## WHAT YOU WILL DO
Print the whole listing exactly.

####################

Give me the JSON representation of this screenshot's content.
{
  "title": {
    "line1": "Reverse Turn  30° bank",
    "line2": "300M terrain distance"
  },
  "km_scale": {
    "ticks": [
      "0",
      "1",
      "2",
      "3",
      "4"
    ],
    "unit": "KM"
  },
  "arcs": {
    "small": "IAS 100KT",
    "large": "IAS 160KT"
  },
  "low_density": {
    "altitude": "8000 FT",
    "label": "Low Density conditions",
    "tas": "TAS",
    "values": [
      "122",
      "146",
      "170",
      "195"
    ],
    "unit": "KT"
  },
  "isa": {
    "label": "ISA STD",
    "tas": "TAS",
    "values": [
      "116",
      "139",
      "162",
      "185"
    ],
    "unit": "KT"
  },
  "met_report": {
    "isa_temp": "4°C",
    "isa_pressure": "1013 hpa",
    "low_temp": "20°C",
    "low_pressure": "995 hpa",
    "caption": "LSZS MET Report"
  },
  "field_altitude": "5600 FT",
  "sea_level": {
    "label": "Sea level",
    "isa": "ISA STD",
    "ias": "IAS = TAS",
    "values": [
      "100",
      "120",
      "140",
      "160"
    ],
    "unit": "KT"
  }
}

####################

## EXERCISE SOLUTION
Give me the JSON representation of this screenshot's content.
{
  "title": {
    "line1": "Reverse Turn  30° bank",
    "line2": "300M terrain distance"
  },
  "km_scale": {
    "ticks": [
      "0",
      "1",
      "2",
      "3",
      "4"
    ],
    "unit": "KM"
  },
  "arcs": {
    "small": "IAS 100KT",
    "large": "IAS 160KT"
  },
  "low_density": {
    "altitude": "8000 FT",
    "label": "Low Density conditions",
    "tas": "TAS",
    "values": [
      "122",
      "146",
      "170",
      "195"
    ],
    "unit": "KT"
  },
  "isa": {
    "label": "ISA STD",
    "tas": "TAS",
    "values": [
      "116",
      "139",
      "162",
      "185"
    ],
    "unit": "KT"
  },
  "met_report": {
    "isa_temp": "4°C",
    "isa_pressure": "1013 hpa",
    "low_temp": "20°C",
    "low_pressure": "995 hpa",
    "caption": "LSZS MET Report"
  },
  "field_altitude": "5600 FT",
  "sea_level": {
    "label": "Sea level",
    "isa": "ISA STD",
    "ias": "IAS = TAS",
    "values": [
      "100",
      "120",
      "140",
      "160"
    ],
    "unit": "KT"
  }
}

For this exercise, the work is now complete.